WHAT IS REQUIRED :: Reproduce all of the data exactly.

** BEGIN DATA EXCERPTS **

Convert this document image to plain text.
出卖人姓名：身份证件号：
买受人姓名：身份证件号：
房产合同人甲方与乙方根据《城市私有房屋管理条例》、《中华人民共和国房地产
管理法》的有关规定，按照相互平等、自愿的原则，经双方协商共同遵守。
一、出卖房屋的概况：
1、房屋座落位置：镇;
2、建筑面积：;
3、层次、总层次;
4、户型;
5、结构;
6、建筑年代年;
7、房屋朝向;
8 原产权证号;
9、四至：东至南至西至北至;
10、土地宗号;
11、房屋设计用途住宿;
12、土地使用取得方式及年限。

** END DATA EXCERPTS **

TASK SOLUTION ::
Convert this document image to plain text.
出卖人姓名：身份证件号：
买受人姓名：身份证件号：
房产合同人甲方与乙方根据《城市私有房屋管理条例》、《中华人民共和国房地产
管理法》的有关规定，按照相互平等、自愿的原则，经双方协商共同遵守。
一、出卖房屋的概况：
1、房屋座落位置：镇;
2、建筑面积：;
3、层次、总层次;
4、户型;
5、结构;
6、建筑年代年;
7、房屋朝向;
8 原产权证号;
9、四至：东至南至西至北至;
10、土地宗号;
11、房屋设计用途住宿;
12、土地使用取得方式及年限。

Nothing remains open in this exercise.